* _JOB_: Every line below must be reproduced exactly. Copy them all.

* _EXCERPTED RECORDS_:

──────────

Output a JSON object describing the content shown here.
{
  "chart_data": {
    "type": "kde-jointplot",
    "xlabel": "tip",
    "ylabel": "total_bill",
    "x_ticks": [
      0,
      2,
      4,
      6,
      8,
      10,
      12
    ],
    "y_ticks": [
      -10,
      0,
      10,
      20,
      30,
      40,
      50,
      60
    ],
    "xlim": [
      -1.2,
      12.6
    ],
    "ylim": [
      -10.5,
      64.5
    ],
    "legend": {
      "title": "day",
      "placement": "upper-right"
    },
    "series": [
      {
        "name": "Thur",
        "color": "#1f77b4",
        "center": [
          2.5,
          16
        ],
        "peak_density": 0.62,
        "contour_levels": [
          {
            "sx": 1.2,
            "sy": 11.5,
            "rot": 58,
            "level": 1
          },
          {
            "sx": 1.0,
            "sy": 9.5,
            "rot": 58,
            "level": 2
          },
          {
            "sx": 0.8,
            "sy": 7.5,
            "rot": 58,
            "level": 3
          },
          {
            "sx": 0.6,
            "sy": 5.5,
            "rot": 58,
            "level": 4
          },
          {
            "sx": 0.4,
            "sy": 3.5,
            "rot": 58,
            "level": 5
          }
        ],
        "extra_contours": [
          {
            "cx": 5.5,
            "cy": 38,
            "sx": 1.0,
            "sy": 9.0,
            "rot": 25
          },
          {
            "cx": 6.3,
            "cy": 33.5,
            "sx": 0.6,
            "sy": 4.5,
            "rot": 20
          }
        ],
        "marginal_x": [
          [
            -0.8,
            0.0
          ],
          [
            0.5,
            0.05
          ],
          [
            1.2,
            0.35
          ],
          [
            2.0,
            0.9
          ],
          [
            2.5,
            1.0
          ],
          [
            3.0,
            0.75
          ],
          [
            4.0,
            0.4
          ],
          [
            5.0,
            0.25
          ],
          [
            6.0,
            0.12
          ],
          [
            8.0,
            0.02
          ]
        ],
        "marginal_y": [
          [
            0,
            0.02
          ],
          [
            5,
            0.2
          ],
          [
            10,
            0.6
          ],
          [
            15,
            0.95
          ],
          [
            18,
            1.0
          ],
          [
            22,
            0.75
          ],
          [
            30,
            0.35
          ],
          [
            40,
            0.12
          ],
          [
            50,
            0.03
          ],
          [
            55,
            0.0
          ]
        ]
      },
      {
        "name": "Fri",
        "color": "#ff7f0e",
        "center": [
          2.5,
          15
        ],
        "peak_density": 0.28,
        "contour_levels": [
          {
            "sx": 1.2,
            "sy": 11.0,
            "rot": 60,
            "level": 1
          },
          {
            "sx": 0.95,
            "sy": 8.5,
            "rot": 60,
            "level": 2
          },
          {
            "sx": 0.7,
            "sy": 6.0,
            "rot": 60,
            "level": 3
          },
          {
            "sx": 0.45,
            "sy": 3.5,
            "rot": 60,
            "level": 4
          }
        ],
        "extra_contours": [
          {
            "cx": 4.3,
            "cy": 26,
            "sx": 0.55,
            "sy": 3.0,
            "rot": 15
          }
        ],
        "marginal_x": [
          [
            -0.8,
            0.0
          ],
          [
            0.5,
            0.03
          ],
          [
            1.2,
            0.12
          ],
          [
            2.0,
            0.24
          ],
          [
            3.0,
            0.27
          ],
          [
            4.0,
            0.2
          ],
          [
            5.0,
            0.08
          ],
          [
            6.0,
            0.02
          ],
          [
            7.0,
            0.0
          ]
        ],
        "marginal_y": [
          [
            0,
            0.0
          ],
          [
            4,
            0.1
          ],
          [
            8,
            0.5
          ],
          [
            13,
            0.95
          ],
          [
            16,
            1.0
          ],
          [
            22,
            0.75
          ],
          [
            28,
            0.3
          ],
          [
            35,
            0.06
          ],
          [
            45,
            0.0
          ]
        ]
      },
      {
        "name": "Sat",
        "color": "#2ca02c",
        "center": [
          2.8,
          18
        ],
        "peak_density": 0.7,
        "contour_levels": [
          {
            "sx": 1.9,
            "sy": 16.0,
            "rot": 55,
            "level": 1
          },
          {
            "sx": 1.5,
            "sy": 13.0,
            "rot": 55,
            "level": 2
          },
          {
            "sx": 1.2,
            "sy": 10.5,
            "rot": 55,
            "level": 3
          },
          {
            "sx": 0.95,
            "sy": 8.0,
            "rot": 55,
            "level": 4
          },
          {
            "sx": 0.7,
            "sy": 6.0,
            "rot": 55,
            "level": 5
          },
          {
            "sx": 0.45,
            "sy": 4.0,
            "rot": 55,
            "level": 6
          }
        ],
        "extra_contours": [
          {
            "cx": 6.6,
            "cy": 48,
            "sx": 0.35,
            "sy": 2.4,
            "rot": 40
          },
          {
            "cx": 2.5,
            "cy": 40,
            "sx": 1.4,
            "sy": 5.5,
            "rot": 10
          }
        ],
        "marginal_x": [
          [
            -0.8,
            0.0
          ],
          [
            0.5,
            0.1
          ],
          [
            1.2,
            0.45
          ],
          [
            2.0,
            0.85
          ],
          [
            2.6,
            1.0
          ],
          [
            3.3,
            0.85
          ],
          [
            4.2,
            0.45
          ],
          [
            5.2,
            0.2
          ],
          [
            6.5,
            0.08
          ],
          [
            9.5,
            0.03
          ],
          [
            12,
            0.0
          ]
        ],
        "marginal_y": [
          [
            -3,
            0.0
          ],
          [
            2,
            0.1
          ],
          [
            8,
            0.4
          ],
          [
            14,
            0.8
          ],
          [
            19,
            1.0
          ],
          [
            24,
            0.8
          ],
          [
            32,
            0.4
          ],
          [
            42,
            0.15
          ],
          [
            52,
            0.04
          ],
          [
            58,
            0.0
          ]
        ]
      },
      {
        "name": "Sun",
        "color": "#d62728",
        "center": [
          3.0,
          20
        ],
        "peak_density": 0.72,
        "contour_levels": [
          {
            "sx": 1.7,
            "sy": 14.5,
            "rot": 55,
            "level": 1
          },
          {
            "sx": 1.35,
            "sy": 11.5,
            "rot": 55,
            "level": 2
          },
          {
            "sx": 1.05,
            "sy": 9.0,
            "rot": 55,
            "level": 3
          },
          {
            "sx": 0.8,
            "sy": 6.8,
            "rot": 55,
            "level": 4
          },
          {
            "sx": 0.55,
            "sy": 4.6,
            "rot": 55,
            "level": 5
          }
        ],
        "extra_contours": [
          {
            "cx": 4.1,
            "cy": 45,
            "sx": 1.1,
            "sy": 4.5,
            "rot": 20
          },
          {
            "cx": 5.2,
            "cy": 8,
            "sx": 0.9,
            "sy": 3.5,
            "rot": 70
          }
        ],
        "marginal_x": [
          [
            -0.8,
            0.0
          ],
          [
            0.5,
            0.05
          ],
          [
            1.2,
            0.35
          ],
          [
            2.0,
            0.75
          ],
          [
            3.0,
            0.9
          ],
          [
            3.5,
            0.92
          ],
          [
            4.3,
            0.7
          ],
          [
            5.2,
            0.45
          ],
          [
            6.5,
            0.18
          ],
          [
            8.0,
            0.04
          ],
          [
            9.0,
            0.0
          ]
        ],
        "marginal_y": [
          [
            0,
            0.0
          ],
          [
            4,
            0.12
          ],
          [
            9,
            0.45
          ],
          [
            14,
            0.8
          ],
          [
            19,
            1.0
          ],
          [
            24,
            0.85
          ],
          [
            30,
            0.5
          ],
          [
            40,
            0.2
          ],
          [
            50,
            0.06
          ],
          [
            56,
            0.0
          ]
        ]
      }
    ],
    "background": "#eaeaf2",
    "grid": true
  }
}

──────────

* _CORRECT RESPONSE_:
Output a JSON object describing the content shown here.
{
  "chart_data": {
    "type": "kde-jointplot",
    "xlabel": "tip",
    "ylabel": "total_bill",
    "x_ticks": [
      0,
      2,
      4,
      6,
      8,
      10,
      12
    ],
    "y_ticks": [
      -10,
      0,
      10,
      20,
      30,
      40,
      50,
      60
    ],
    "xlim": [
      -1.2,
      12.6
    ],
    "ylim": [
      -10.5,
      64.5
    ],
    "legend": {
      "title": "day",
      "placement": "upper-right"
    },
    "series": [
      {
        "name": "Thur",
        "color": "#1f77b4",
        "center": [
          2.5,
          16
        ],
        "peak_density": 0.62,
        "contour_levels": [
          {
            "sx": 1.2,
            "sy": 11.5,
            "rot": 58,
            "level": 1
          },
          {
            "sx": 1.0,
            "sy": 9.5,
            "rot": 58,
            "level": 2
          },
          {
            "sx": 0.8,
            "sy": 7.5,
            "rot": 58,
            "level": 3
          },
          {
            "sx": 0.6,
            "sy": 5.5,
            "rot": 58,
            "level": 4
          },
          {
            "sx": 0.4,
            "sy": 3.5,
            "rot": 58,
            "level": 5
          }
        ],
        "extra_contours": [
          {
            "cx": 5.5,
            "cy": 38,
            "sx": 1.0,
            "sy": 9.0,
            "rot": 25
          },
          {
            "cx": 6.3,
            "cy": 33.5,
            "sx": 0.6,
            "sy": 4.5,
            "rot": 20
          }
        ],
        "marginal_x": [
          [
            -0.8,
            0.0
          ],
          [
            0.5,
            0.05
          ],
          [
            1.2,
            0.35
          ],
          [
            2.0,
            0.9
          ],
          [
            2.5,
            1.0
          ],
          [
            3.0,
            0.75
          ],
          [
            4.0,
            0.4
          ],
          [
            5.0,
            0.25
          ],
          [
            6.0,
            0.12
          ],
          [
            8.0,
            0.02
          ]
        ],
        "marginal_y": [
          [
            0,
            0.02
          ],
          [
            5,
            0.2
          ],
          [
            10,
            0.6
          ],
          [
            15,
            0.95
          ],
          [
            18,
            1.0
          ],
          [
            22,
            0.75
          ],
          [
            30,
            0.35
          ],
          [
            40,
            0.12
          ],
          [
            50,
            0.03
          ],
          [
            55,
            0.0
          ]
        ]
      },
      {
        "name": "Fri",
        "color": "#ff7f0e",
        "center": [
          2.5,
          15
        ],
        "peak_density": 0.28,
        "contour_levels": [
          {
            "sx": 1.2,
            "sy": 11.0,
            "rot": 60,
            "level": 1
          },
          {
            "sx": 0.95,
            "sy": 8.5,
            "rot": 60,
            "level": 2
          },
          {
            "sx": 0.7,
            "sy": 6.0,
            "rot": 60,
            "level": 3
          },
          {
            "sx": 0.45,
            "sy": 3.5,
            "rot": 60,
            "level": 4
          }
        ],
        "extra_contours": [
          {
            "cx": 4.3,
            "cy": 26,
            "sx": 0.55,
            "sy": 3.0,
            "rot": 15
          }
        ],
        "marginal_x": [
          [
            -0.8,
            0.0
          ],
          [
            0.5,
            0.03
          ],
          [
            1.2,
            0.12
          ],
          [
            2.0,
            0.24
          ],
          [
            3.0,
            0.27
          ],
          [
            4.0,
            0.2
          ],
          [
            5.0,
            0.08
          ],
          [
            6.0,
            0.02
          ],
          [
            7.0,
            0.0
          ]
        ],
        "marginal_y": [
          [
            0,
            0.0
          ],
          [
            4,
            0.1
          ],
          [
            8,
            0.5
          ],
          [
            13,
            0.95
          ],
          [
            16,
            1.0
          ],
          [
            22,
            0.75
          ],
          [
            28,
            0.3
          ],
          [
            35,
            0.06
          ],
          [
            45,
            0.0
          ]
        ]
      },
      {
        "name": "Sat",
        "color": "#2ca02c",
        "center": [
          2.8,
          18
        ],
        "peak_density": 0.7,
        "contour_levels": [
          {
            "sx": 1.9,
            "sy": 16.0,
            "rot": 55,
            "level": 1
          },
          {
            "sx": 1.5,
            "sy": 13.0,
            "rot": 55,
            "level": 2
          },
          {
            "sx": 1.2,
            "sy": 10.5,
            "rot": 55,
            "level": 3
          },
          {
            "sx": 0.95,
            "sy": 8.0,
            "rot": 55,
            "level": 4
          },
          {
            "sx": 0.7,
            "sy": 6.0,
            "rot": 55,
            "level": 5
          },
          {
            "sx": 0.45,
            "sy": 4.0,
            "rot": 55,
            "level": 6
          }
        ],
        "extra_contours": [
          {
            "cx": 6.6,
            "cy": 48,
            "sx": 0.35,
            "sy": 2.4,
            "rot": 40
          },
          {
            "cx": 2.5,
            "cy": 40,
            "sx": 1.4,
            "sy": 5.5,
            "rot": 10
          }
        ],
        "marginal_x": [
          [
            -0.8,
            0.0
          ],
          [
            0.5,
            0.1
          ],
          [
            1.2,
            0.45
          ],
          [
            2.0,
            0.85
          ],
          [
            2.6,
            1.0
          ],
          [
            3.3,
            0.85
          ],
          [
            4.2,
            0.45
          ],
          [
            5.2,
            0.2
          ],
          [
            6.5,
            0.08
          ],
          [
            9.5,
            0.03
          ],
          [
            12,
            0.0
          ]
        ],
        "marginal_y": [
          [
            -3,
            0.0
          ],
          [
            2,
            0.1
          ],
          [
            8,
            0.4
          ],
          [
            14,
            0.8
          ],
          [
            19,
            1.0
          ],
          [
            24,
            0.8
          ],
          [
            32,
            0.4
          ],
          [
            42,
            0.15
          ],
          [
            52,
            0.04
          ],
          [
            58,
            0.0
          ]
        ]
      },
      {
        "name": "Sun",
        "color": "#d62728",
        "center": [
          3.0,
          20
        ],
        "peak_density": 0.72,
        "contour_levels": [
          {
            "sx": 1.7,
            "sy": 14.5,
            "rot": 55,
            "level": 1
          },
          {
            "sx": 1.35,
            "sy": 11.5,
            "rot": 55,
            "level": 2
          },
          {
            "sx": 1.05,
            "sy": 9.0,
            "rot": 55,
            "level": 3
          },
          {
            "sx": 0.8,
            "sy": 6.8,
            "rot": 55,
            "level": 4
          },
          {
            "sx": 0.55,
            "sy": 4.6,
            "rot": 55,
            "level": 5
          }
        ],
        "extra_contours": [
          {
            "cx": 4.1,
            "cy": 45,
            "sx": 1.1,
            "sy": 4.5,
            "rot": 20
          },
          {
            "cx": 5.2,
            "cy": 8,
            "sx": 0.9,
            "sy": 3.5,
            "rot": 70
          }
        ],
        "marginal_x": [
          [
            -0.8,
            0.0
          ],
          [
            0.5,
            0.05
          ],
          [
            1.2,
            0.35
          ],
          [
            2.0,
            0.75
          ],
          [
            3.0,
            0.9
          ],
          [
            3.5,
            0.92
          ],
          [
            4.3,
            0.7
          ],
          [
            5.2,
            0.45
          ],
          [
            6.5,
            0.18
          ],
          [
            8.0,
            0.04
          ],
          [
            9.0,
            0.0
          ]
        ],
        "marginal_y": [
          [
            0,
            0.0
          ],
          [
            4,
            0.12
          ],
          [
            9,
            0.45
          ],
          [
            14,
            0.8
          ],
          [
            19,
            1.0
          ],
          [
            24,
            0.85
          ],
          [
            30,
            0.5
          ],
          [
            40,
            0.2
          ],
          [
            50,
            0.06
          ],
          [
            56,
            0.0
          ]
        ]
      }
    ],
    "background": "#eaeaf2",
    "grid": true
  }
}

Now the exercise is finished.